## What the task asks
Word for word, transcribe every line from the one holding "What text is on this page?" through the end of the records, but not the pictures.

## Data shown
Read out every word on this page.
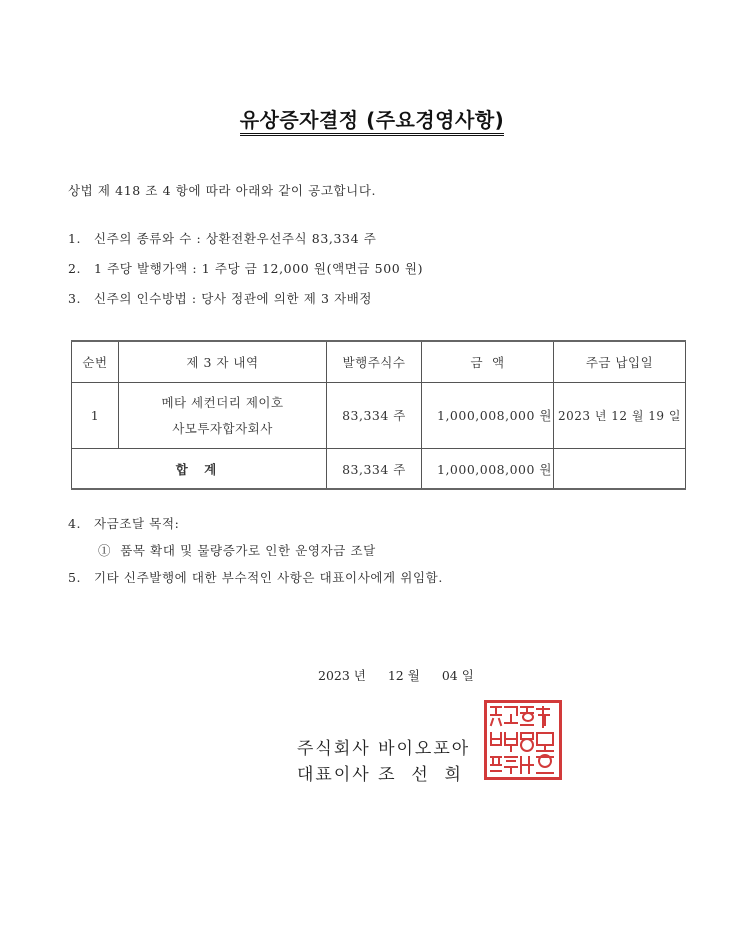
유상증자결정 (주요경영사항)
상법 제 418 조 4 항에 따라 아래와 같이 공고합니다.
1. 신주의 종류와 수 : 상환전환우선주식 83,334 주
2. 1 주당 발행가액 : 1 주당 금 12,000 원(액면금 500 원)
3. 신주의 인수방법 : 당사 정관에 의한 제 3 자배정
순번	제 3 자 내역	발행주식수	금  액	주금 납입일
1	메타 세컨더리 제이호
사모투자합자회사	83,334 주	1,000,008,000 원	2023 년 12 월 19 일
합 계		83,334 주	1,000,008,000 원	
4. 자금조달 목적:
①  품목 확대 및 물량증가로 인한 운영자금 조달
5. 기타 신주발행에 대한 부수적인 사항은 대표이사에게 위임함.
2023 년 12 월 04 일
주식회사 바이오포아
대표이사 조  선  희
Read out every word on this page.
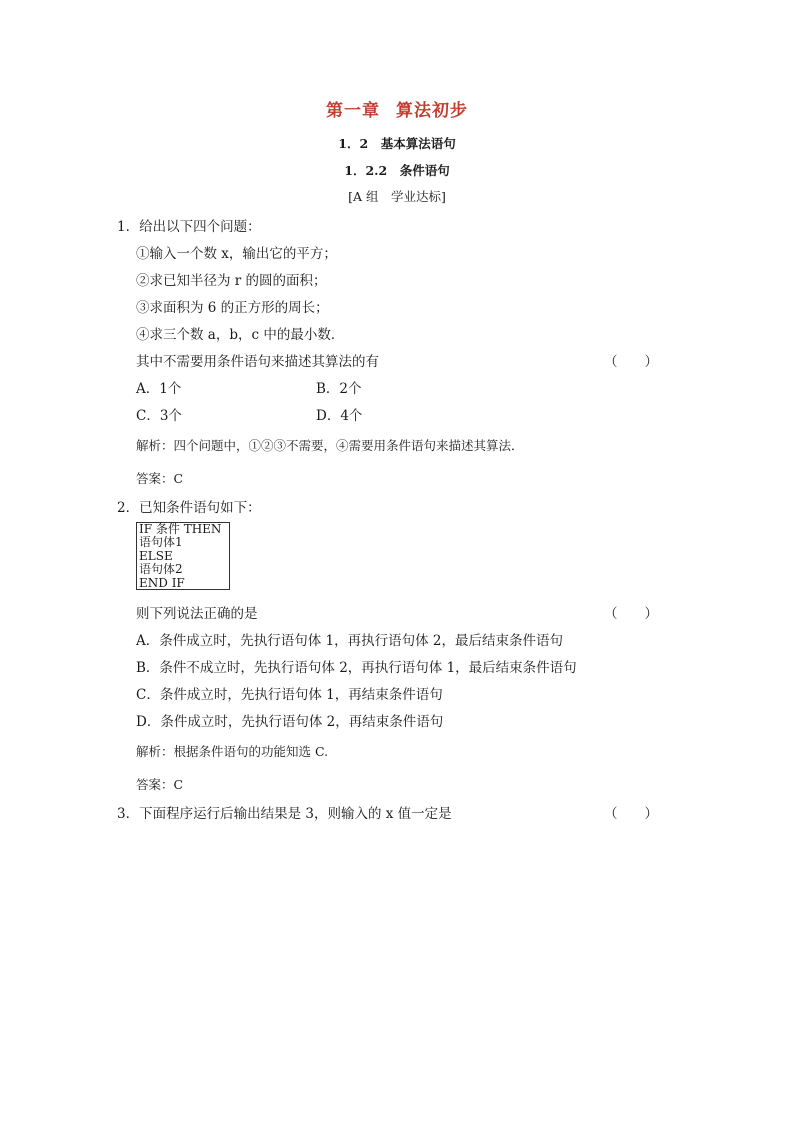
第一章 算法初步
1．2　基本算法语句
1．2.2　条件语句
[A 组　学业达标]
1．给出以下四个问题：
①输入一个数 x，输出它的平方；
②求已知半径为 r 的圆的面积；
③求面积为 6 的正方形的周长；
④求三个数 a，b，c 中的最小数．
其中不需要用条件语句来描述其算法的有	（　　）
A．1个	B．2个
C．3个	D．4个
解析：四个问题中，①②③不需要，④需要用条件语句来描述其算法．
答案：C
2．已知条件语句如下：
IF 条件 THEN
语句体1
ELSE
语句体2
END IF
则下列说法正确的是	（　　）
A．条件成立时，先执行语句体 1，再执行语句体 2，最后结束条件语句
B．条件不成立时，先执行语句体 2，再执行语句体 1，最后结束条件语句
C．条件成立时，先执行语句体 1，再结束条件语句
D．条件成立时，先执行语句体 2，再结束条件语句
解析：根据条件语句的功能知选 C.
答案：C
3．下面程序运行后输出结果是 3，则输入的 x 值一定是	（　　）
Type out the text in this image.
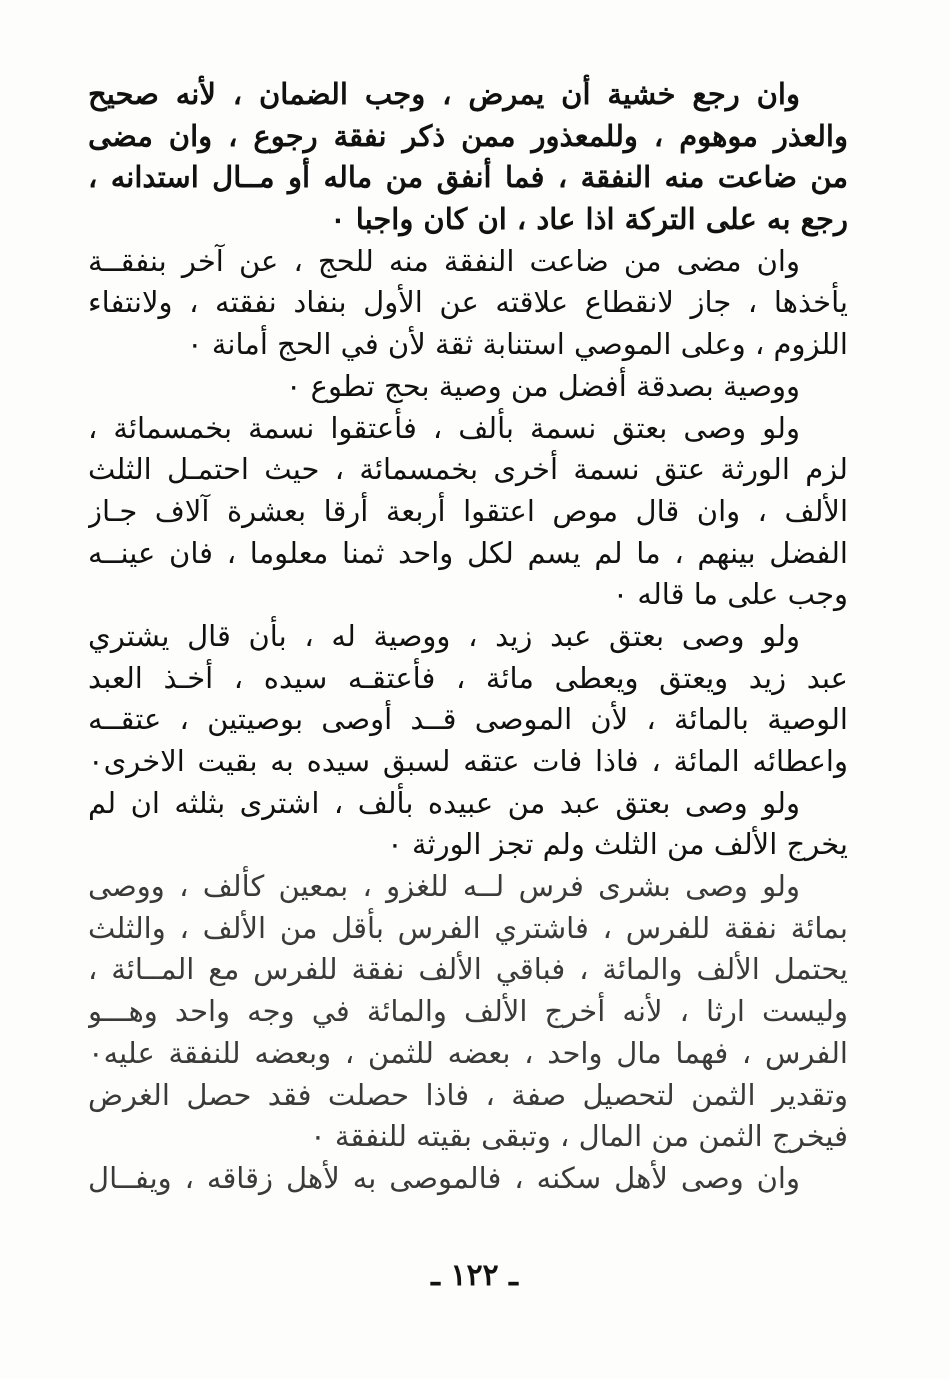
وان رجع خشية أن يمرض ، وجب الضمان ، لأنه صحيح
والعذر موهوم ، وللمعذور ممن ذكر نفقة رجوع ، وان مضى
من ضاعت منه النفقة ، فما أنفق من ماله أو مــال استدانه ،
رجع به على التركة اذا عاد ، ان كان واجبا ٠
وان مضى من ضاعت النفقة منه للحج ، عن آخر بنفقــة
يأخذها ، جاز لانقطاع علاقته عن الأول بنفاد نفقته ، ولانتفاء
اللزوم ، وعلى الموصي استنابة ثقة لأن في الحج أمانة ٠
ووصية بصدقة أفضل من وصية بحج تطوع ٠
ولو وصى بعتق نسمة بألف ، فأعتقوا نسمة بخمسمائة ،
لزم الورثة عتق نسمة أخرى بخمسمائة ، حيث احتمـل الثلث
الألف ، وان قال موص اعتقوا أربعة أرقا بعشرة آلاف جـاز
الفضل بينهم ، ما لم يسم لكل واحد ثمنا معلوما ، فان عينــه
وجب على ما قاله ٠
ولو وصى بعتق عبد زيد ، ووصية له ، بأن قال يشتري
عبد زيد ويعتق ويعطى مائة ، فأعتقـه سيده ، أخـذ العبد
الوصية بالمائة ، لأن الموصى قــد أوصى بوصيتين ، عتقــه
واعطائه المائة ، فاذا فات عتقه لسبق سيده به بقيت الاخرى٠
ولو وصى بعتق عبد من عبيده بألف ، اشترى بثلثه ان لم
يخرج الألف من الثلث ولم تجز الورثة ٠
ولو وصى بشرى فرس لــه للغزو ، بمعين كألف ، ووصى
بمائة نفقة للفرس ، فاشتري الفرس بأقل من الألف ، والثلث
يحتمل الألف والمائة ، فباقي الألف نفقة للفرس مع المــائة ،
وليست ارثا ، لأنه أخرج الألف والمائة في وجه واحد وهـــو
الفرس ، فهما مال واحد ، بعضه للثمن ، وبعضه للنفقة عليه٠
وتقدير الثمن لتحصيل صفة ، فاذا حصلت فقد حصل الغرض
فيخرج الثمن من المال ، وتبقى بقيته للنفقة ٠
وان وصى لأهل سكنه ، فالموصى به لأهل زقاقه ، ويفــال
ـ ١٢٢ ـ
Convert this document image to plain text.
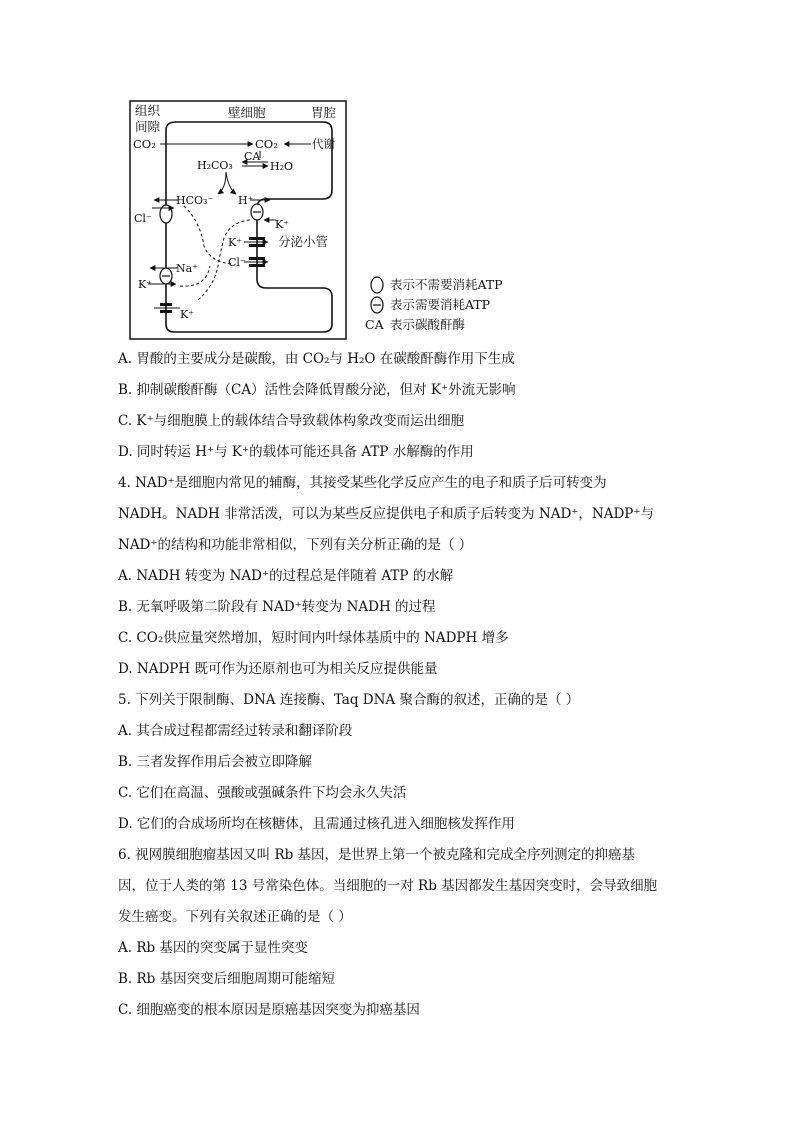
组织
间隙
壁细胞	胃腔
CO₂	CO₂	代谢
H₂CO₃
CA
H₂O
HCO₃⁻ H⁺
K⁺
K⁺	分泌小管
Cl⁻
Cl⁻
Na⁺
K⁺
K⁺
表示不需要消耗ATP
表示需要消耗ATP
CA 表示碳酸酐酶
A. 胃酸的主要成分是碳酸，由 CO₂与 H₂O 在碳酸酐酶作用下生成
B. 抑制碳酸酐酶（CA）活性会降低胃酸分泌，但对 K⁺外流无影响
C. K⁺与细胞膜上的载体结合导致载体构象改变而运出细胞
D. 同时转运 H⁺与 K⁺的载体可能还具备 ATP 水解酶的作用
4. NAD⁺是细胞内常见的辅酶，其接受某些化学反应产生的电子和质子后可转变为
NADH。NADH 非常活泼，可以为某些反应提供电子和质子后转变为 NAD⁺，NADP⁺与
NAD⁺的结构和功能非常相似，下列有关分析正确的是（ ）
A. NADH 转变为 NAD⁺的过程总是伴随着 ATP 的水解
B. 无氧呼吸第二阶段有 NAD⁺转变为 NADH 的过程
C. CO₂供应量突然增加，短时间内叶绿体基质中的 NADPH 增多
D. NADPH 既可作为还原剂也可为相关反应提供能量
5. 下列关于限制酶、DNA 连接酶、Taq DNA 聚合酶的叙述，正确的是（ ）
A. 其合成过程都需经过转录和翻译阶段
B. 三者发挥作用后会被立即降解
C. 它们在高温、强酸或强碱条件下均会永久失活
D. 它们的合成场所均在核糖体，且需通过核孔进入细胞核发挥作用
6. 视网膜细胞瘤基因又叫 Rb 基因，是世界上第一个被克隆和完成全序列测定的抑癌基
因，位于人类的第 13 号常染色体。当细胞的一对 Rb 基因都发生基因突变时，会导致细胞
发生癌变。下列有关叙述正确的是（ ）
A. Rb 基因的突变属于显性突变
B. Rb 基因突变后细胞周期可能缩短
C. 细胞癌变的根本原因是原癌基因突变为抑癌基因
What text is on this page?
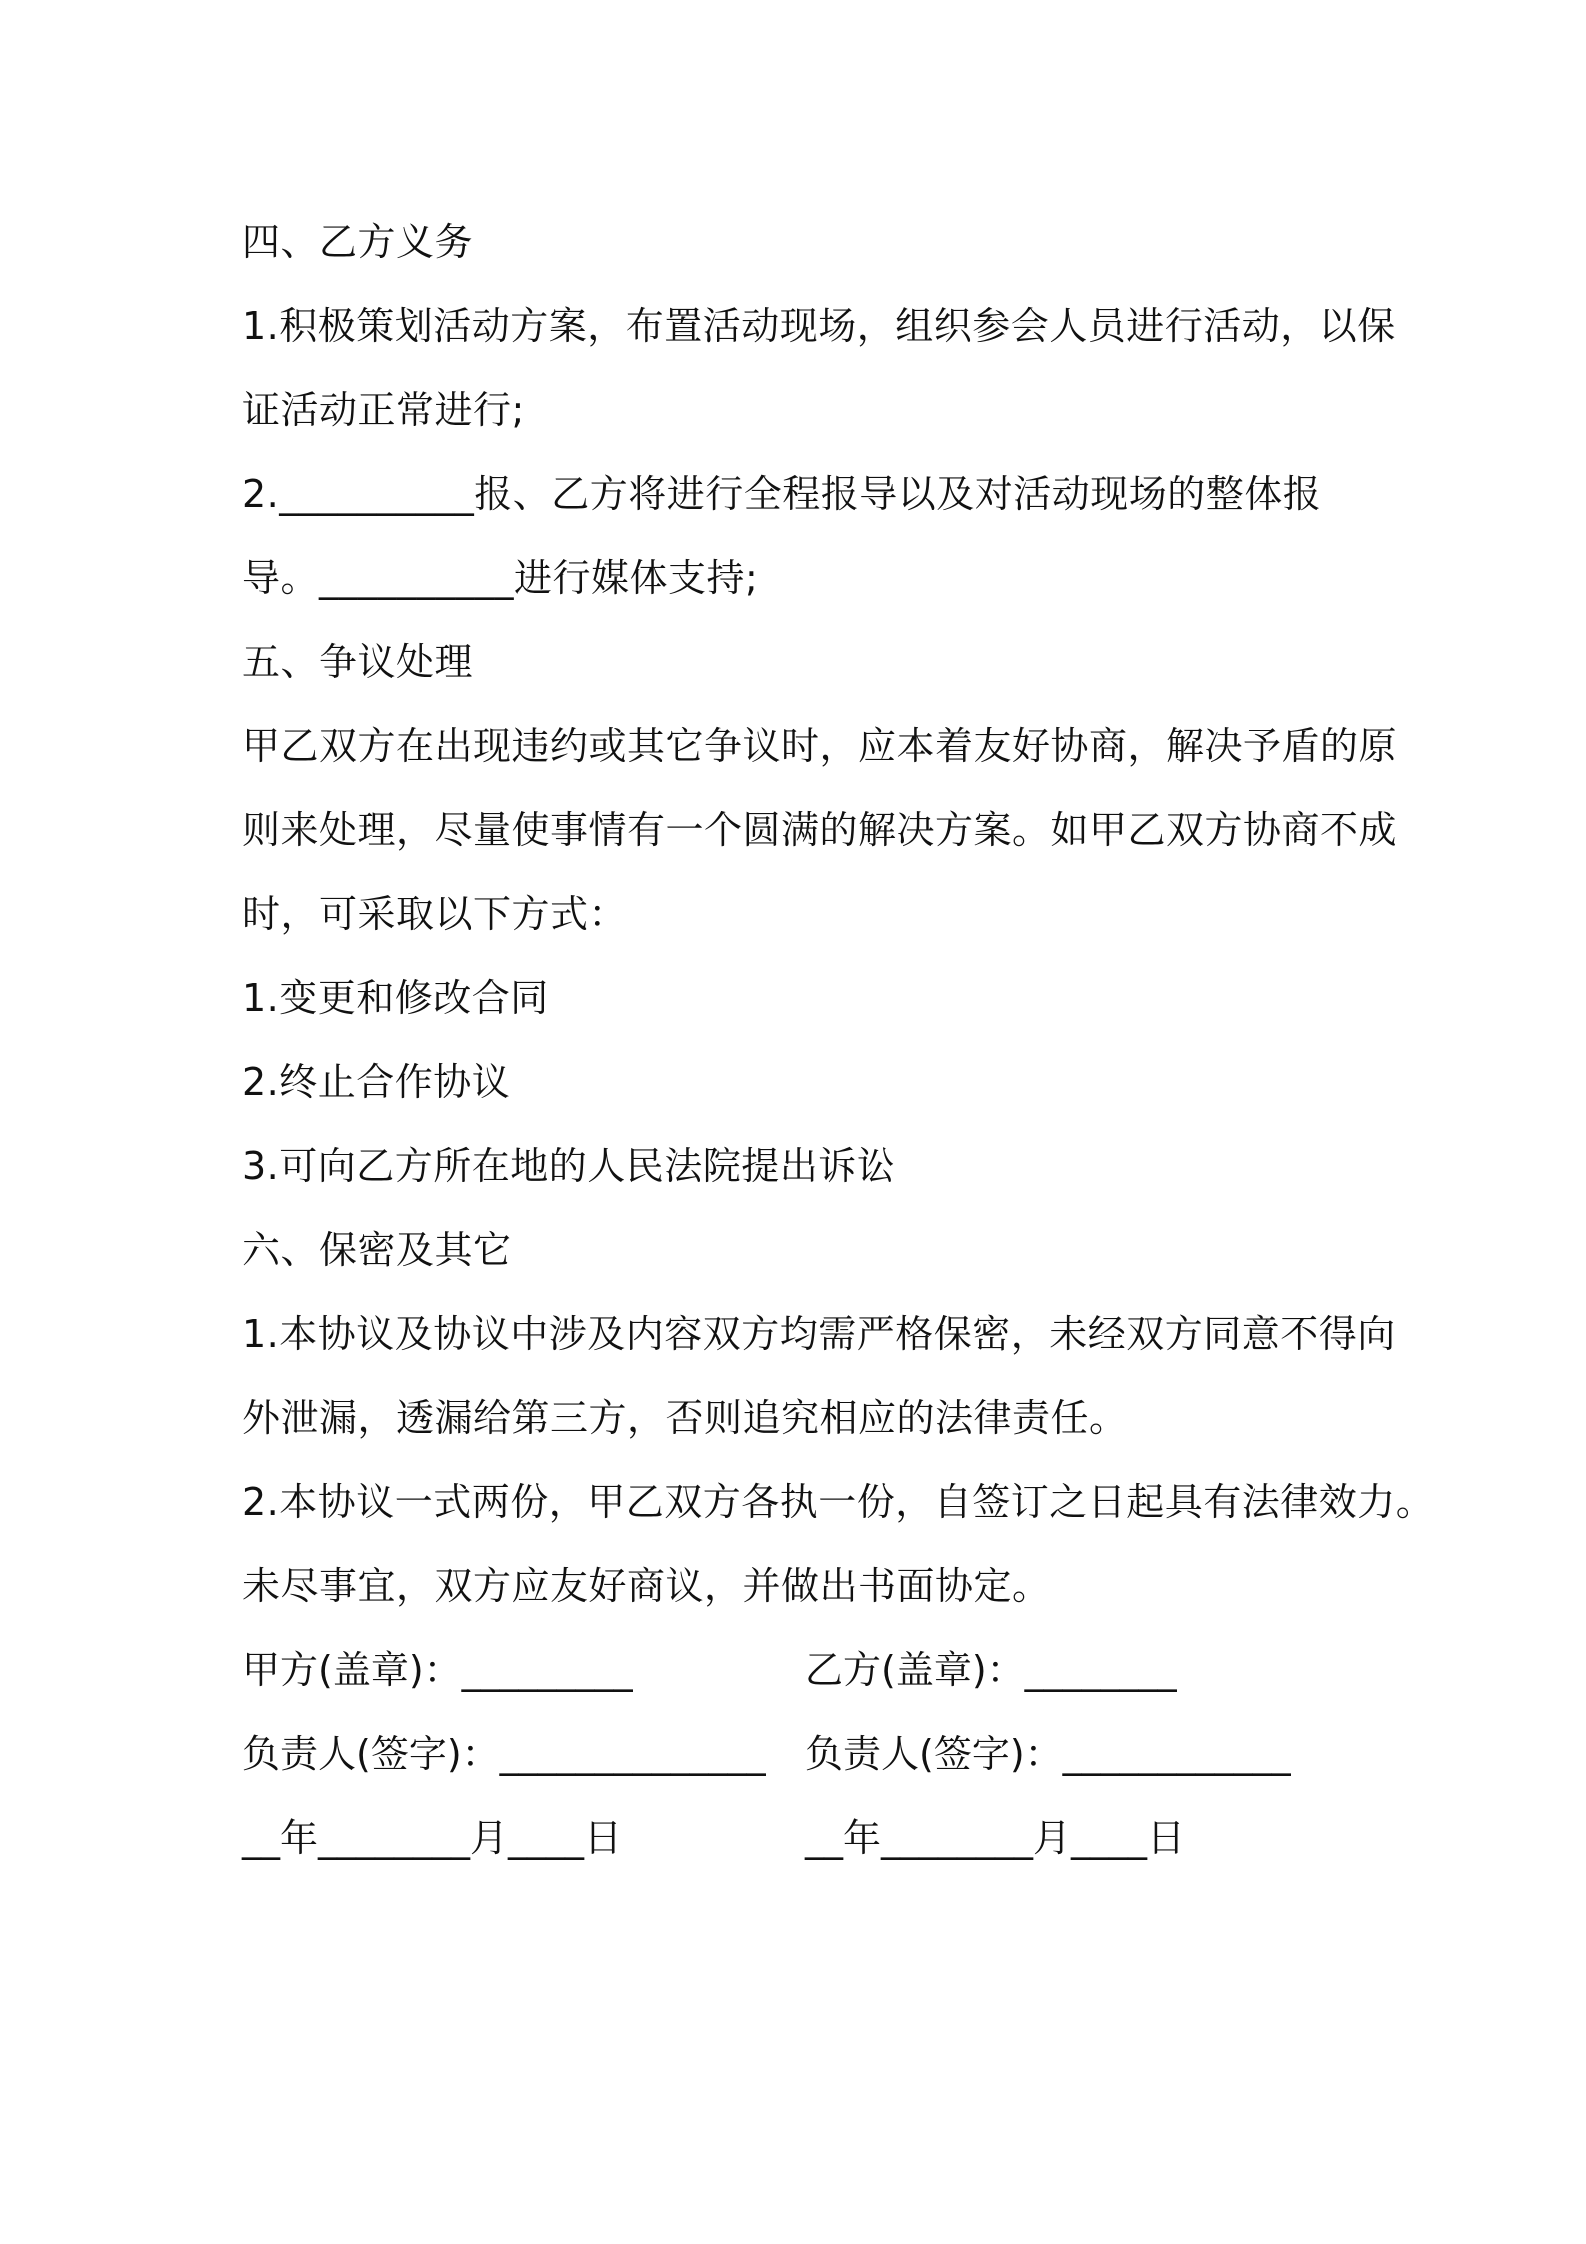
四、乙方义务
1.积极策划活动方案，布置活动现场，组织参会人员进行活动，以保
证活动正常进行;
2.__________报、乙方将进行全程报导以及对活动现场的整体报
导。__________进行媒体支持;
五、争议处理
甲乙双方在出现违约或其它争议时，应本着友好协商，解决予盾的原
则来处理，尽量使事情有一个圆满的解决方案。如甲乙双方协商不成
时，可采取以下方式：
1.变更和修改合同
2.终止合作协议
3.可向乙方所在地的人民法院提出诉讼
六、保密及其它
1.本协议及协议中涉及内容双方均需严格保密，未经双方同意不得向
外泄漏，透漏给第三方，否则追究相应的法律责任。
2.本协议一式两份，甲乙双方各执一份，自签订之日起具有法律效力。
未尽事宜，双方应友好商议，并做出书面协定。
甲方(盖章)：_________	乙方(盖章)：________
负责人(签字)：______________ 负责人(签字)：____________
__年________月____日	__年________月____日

## Full response
What text is on this page?
四、乙方义务
1.积极策划活动方案，布置活动现场，组织参会人员进行活动，以保
证活动正常进行;
2.__________报、乙方将进行全程报导以及对活动现场的整体报
导。__________进行媒体支持;
五、争议处理
甲乙双方在出现违约或其它争议时，应本着友好协商，解决予盾的原
则来处理，尽量使事情有一个圆满的解决方案。如甲乙双方协商不成
时，可采取以下方式：
1.变更和修改合同
2.终止合作协议
3.可向乙方所在地的人民法院提出诉讼
六、保密及其它
1.本协议及协议中涉及内容双方均需严格保密，未经双方同意不得向
外泄漏，透漏给第三方，否则追究相应的法律责任。
2.本协议一式两份，甲乙双方各执一份，自签订之日起具有法律效力。
未尽事宜，双方应友好商议，并做出书面协定。
甲方(盖章)：_________	乙方(盖章)：________
负责人(签字)：______________ 负责人(签字)：____________
__年________月____日	__年________月____日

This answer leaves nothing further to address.